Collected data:
▼
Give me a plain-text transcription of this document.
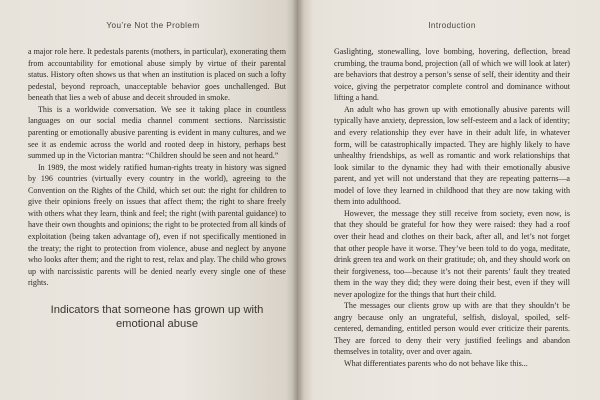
You’re Not the Problem

a major role here. It pedestals parents (mothers, in particular), exonerating them from accountability for emotional abuse simply by virtue of their parental status. History often shows us that when an institution is placed on such a lofty pedestal, beyond reproach, unacceptable behavior goes unchallenged. But beneath that lies a web of abuse and deceit shrouded in smoke.

This is a worldwide conversation. We see it taking place in countless languages on our social media channel comment sections. Narcissistic parenting or emotionally abusive parenting is evident in many cultures, and we see it as endemic across the world and rooted deep in history, perhaps best summed up in the Victorian mantra: “Children should be seen and not heard.”

In 1989, the most widely ratified human-rights treaty in history was signed by 196 countries (virtually every country in the world), agreeing to the Convention on the Rights of the Child, which set out: the right for children to give their opinions freely on issues that affect them; the right to share freely with others what they learn, think and feel; the right (with parental guidance) to have their own thoughts and opinions; the right to be protected from all kinds of exploitation (being taken advantage of), even if not specifically mentioned in the treaty; the right to protection from violence, abuse and neglect by anyone who looks after them; and the right to rest, relax and play. The child who grows up with narcissistic parents will be denied nearly every single one of these rights.

Indicators that someone has grown up with emotional abuse
Introduction

Gaslighting, stonewalling, love bombing, hovering, deflection, bread crumbing, the trauma bond, projection (all of which we will look at later) are behaviors that destroy a person’s sense of self, their identity and their voice, giving the perpetrator complete control and dominance without lifting a hand.

An adult who has grown up with emotionally abusive parents will typically have anxiety, depression, low self-esteem and a lack of identity; and every relationship they ever have in their adult life, in whatever form, will be catastrophically impacted. They are highly likely to have unhealthy friendships, as well as romantic and work relationships that look similar to the dynamic they had with their emotionally abusive parent, and yet will not understand that they are repeating patterns—a model of love they learned in childhood that they are now taking with them into adulthood.

However, the message they still receive from society, even now, is that they should be grateful for how they were raised: they had a roof over their head and clothes on their back, after all, and let’s not forget that other people have it worse. They’ve been told to do yoga, meditate, drink green tea and work on their gratitude; oh, and they should work on their forgiveness, too—because it’s not their parents’ fault they treated them in the way they did; they were doing their best, even if they will never apologize for the things that hurt their child.

The messages our clients grow up with are that they shouldn’t be angry because only an ungrateful, selfish, disloyal, spoiled, self-centered, demanding, entitled person would ever criticize their parents. They are forced to deny their very justified feelings and abandon themselves in totality, over and over again.

What differentiates parents who do not behave like this...
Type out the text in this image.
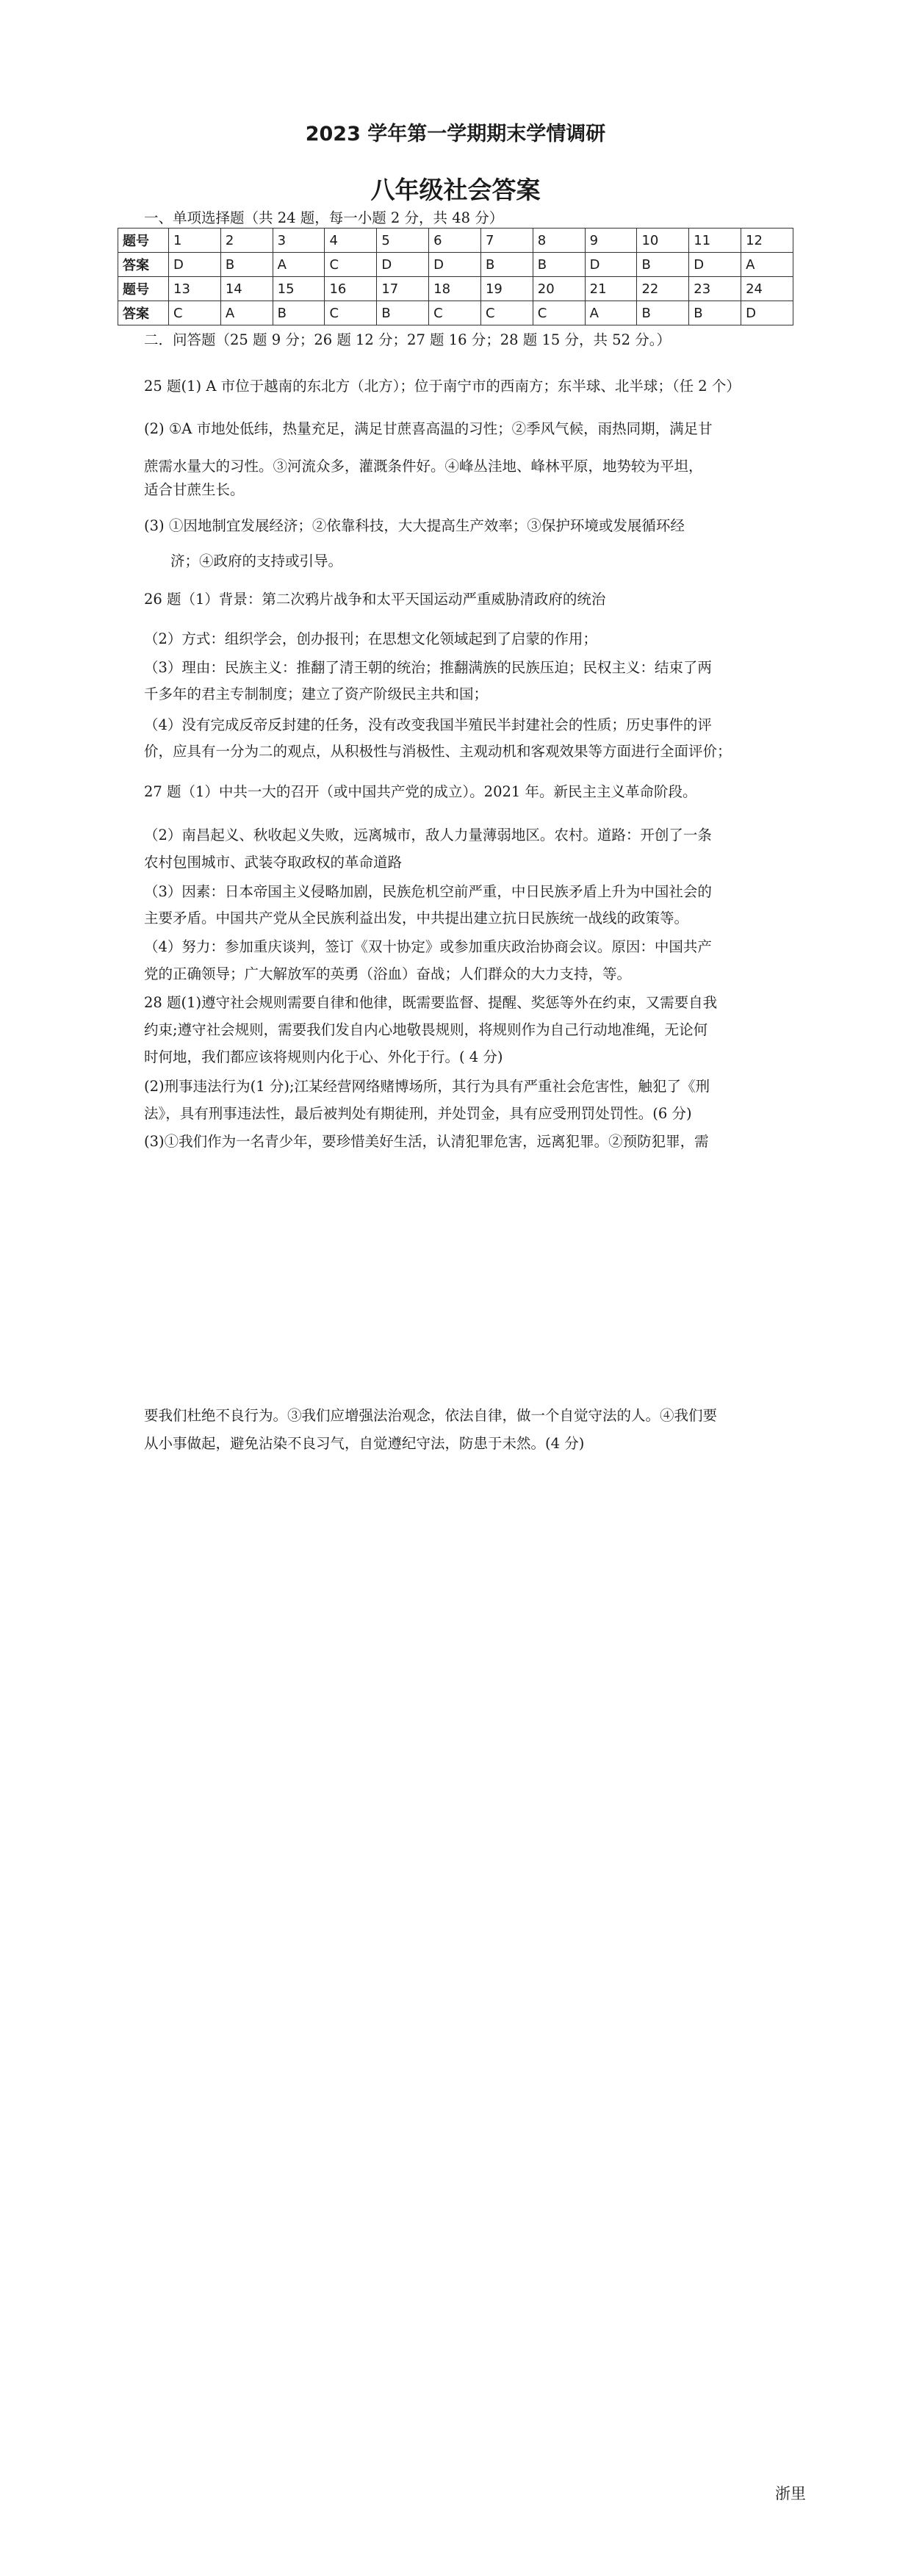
2023 学年第一学期期末学情调研
八年级社会答案
一、单项选择题（共 24 题，每一小题 2 分，共 48 分）
题号	1	2	3	4	5	6	7	8	9	10	11	12
答案	D	B	A	C	D	D	B	B	D	B	D	A
题号	13	14	15	16	17	18	19	20	21	22	23	24
答案	C	A	B	C	B	C	C	C	A	B	B	D
二．问答题（25 题 9 分；26 题 12 分；27 题 16 分；28 题 15 分，共 52 分。）
25 题(1) A 市位于越南的东北方（北方）；位于南宁市的西南方；东半球、北半球；（任 2 个）
(2) ①A 市地处低纬，热量充足，满足甘蔗喜高温的习性；②季风气候，雨热同期，满足甘
蔗需水量大的习性。③河流众多，灌溉条件好。④峰丛洼地、峰林平原，地势较为平坦，
适合甘蔗生长。
(3) ①因地制宜发展经济；②依靠科技，大大提高生产效率；③保护环境或发展循环经
济；④政府的支持或引导。
26 题（1）背景：第二次鸦片战争和太平天国运动严重威胁清政府的统治
（2）方式：组织学会，创办报刊；在思想文化领域起到了启蒙的作用；
（3）理由：民族主义：推翻了清王朝的统治；推翻满族的民族压迫；民权主义：结束了两
千多年的君主专制制度；建立了资产阶级民主共和国；
（4）没有完成反帝反封建的任务，没有改变我国半殖民半封建社会的性质；历史事件的评
价，应具有一分为二的观点，从积极性与消极性、主观动机和客观效果等方面进行全面评价；
27 题（1）中共一大的召开（或中国共产党的成立）。2021 年。新民主主义革命阶段。
（2）南昌起义、秋收起义失败，远离城市，敌人力量薄弱地区。农村。道路：开创了一条
农村包围城市、武装夺取政权的革命道路
（3）因素：日本帝国主义侵略加剧，民族危机空前严重，中日民族矛盾上升为中国社会的
主要矛盾。中国共产党从全民族利益出发，中共提出建立抗日民族统一战线的政策等。
（4）努力：参加重庆谈判，签订《双十协定》或参加重庆政治协商会议。原因：中国共产
党的正确领导；广大解放军的英勇（浴血）奋战；人们群众的大力支持，等。
28 题(1)遵守社会规则需要自律和他律，既需要监督、提醒、奖惩等外在约束，又需要自我
约束;遵守社会规则，需要我们发自内心地敬畏规则，将规则作为自己行动地准绳，无论何
时何地，我们都应该将规则内化于心、外化于行。( 4 分)
(2)刑事违法行为(1 分);江某经营网络赌博场所，其行为具有严重社会危害性，触犯了《刑
法》，具有刑事违法性，最后被判处有期徒刑，并处罚金，具有应受刑罚处罚性。(6 分)
(3)①我们作为一名青少年，要珍惜美好生活，认清犯罪危害，远离犯罪。②预防犯罪，需
要我们杜绝不良行为。③我们应增强法治观念，依法自律，做一个自觉守法的人。④我们要
从小事做起，避免沾染不良习气，自觉遵纪守法，防患于未然。(4 分)
浙里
▲
## WHAT YOU NEED TO DO
Select every line of the records holding the string "because".

## ANSWER FOR THIS EXERCISE
However, the message they still receive from society, even now, is that they should be grateful for how they were raised: they had a roof over their head and clothes on their back, after all, and let’s not forget that other people have it worse. They’ve been told to do yoga, meditate, drink green tea and work on their gratitude; oh, and they should work on their forgiveness, too—because it’s not their parents’ fault they treated them in the way they did; they were doing their best, even if they will never apologize for the things that hurt their child.
The messages our clients grow up with are that they shouldn’t be angry because only an ungrateful, selfish, disloyal, spoiled, self-centered, demanding, entitled person would ever criticize their parents. They are forced to deny their very justified feelings and abandon themselves in totality, over and over again.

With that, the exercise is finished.